The preoperative and control periapical radiographs were taken with a paralleling technique using a film holder (Rinn XCP; Dentsply, Elgin, IL). F Speed films (Kodak Insight, Eastman Kodak, Rochester, NY, USA) were used in conjunction with thyroid collars during the imaging sessions. The radiographs were processed in an automatic processor (Velopex[R] Intra-X Medivance Instruments, London, UK) with fresh chemicals. The radiographs were viewed and evaluated on a viewing box under optimum illumination. Pulpotomy procedures were performed after administering local anesthesia and rubber dam isolation. Caries removal and coronal access were achieved with a high-speed round diamond bur with ample water spray. Coronal pulp tissue was removed using a sharp, spoon-shaped excavator. Hemostasis was achieved by applying light pressure with a moistened sterile cotton pellet. If hemostasis was not achieved after 3 min, then the pulp tissue in the canal was assumed tobe infected, and the patient was excluded from the study.

Each tooth was assigned to one of the four following groups depending on the pulpotomy medicament used.

Group 1. BD (Septodont, Saint Maur des Fosses, France) powder in the capsule was mixed with 5 drops of liquid in a triturator (4200 rpm) for 30 s. The mixture was placed in the pulp chamber and allowed to finish setting completely (i.e., for approximately 12 min). Permanent restoration was performed on the same session.

Group 2. MTA-P (Avalon Biomed Inc., Houston, Texas) was prepared by mixing 1 scoop of powder with 1 small drop of MTA-P gel until the desired putty-like consistency was obtained. A glass ionomer base was placed over the MTA.

Group 3. PR-MTA (PR-MTA) (Dentsply Tulsa Dental Specialties, Johnson City, TN, USA) was prepared by mixing 3 parts powder with 1 part water to obtain a putty-like consistency. This mixture was placed in the pulp chamber and condensed lightly with a moistened cotton pellet. A glass ionomer base was applied over the MTA.

Group 4. 20% FS solution was applied onto pulp stumps for 15 s; after rinsing with water, a ZOE base was placed.

Following the pulpotomies, all teeth were restored with amalgam. Clinical and radiographic evaluations were performed at 6, 12, and 24 months. When a patient did not respond to contact from the researchers or missed an appointment, a follow-up examination was rescheduled. Clinical examinations were performed by an experienced pediatric dentist, but not the operator, blinded to the treatment groups. The pulpotomized tooth was considered to be clinical success if no swelling, pain, fistula, or pathologic mobility occurred. Radiographic examinations were performed by two experienced pediatric dentists, but neither the operators nor the clinical examiner, blinded to either the treatment groups or the clinical data. For the intraexaminer reliability of radiographic assessment, 24 radiographs (20% of the sample size) were reevaluated after 2 weeks. The intraexaminer kappa values of the two examiners were determined as 0.83 (strong) and 0.92 (almost perfect). The interexaminer kappa values for the two examiners at 6-, 12- and 24-month follow-ups were 0.90, 0.93, and 0.92, respectively, and the results were considered almost perfect. In the case of disagreement, the examiners discussed the case until they reached consensus. Teeth were considered to be a radiographic success if they showed no evidence of internal or external resorption or periradicular radiolucency. Pulp canal obliteration (PCO) was not regarded as a failure.

■ Exercise instructions:
**A.** According to the pulpotomy methods text, why was a patient excluded from the study when bleeding was not controlled? Answer in one to three sentences.
**B.** Duplicate the part of the pulpotomy methods text that opens with the words containing "Each tooth was" and closes with "the same session.".
You will not need the material to do this work.

■ Provided records:
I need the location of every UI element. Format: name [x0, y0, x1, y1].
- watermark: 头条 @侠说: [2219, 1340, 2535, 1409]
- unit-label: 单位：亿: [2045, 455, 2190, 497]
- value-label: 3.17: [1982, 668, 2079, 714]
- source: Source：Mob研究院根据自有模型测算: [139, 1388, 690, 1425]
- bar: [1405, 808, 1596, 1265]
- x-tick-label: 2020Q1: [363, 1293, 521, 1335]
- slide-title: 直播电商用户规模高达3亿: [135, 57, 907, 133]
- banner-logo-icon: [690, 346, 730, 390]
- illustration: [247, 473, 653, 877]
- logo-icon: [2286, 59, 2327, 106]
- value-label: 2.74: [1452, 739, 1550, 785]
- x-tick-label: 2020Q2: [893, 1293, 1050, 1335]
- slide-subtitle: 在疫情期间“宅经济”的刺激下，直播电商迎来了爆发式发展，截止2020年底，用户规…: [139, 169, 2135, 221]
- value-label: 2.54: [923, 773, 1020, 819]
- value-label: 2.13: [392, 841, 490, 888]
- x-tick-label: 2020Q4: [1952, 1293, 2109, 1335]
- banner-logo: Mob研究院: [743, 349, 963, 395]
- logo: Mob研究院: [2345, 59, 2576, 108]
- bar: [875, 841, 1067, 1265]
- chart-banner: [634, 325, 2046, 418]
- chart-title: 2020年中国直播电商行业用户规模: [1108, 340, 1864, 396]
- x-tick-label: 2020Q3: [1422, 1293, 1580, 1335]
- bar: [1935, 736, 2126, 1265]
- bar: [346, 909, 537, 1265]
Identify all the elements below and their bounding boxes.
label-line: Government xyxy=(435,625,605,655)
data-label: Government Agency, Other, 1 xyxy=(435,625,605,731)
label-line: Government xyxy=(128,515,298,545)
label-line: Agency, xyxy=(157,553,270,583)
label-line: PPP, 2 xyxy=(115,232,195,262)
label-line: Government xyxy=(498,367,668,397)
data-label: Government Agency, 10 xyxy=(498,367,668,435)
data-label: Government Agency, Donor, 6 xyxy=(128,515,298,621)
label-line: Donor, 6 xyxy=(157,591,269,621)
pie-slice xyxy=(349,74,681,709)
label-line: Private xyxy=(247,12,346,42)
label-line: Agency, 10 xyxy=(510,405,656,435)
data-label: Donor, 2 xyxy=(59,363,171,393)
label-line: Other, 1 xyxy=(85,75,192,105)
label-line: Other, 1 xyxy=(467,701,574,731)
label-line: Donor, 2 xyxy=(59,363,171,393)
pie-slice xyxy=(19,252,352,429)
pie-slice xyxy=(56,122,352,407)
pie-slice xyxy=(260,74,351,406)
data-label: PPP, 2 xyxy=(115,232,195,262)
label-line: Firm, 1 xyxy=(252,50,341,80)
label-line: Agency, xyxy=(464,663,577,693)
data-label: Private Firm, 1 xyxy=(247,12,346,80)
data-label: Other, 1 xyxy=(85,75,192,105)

■ Results of the tasks:
**A.** If light pressure with a moistened sterile cotton pellet did not achieve hemostasis within 3 min, the pulp tissue in the canal was assumed to be infected. For that reason, the patient was excluded from the study.

**B.**
Each tooth was assigned to one of the four following groups depending on the pulpotomy medicament used.

Group 1. BD (Septodont, Saint Maur des Fosses, France) powder in the capsule was mixed with 5 drops of liquid in a triturator (4200 rpm) for 30 s. The mixture was placed in the pulp chamber and allowed to finish setting completely (i.e., for approximately 12 min). Permanent restoration was performed on the same session.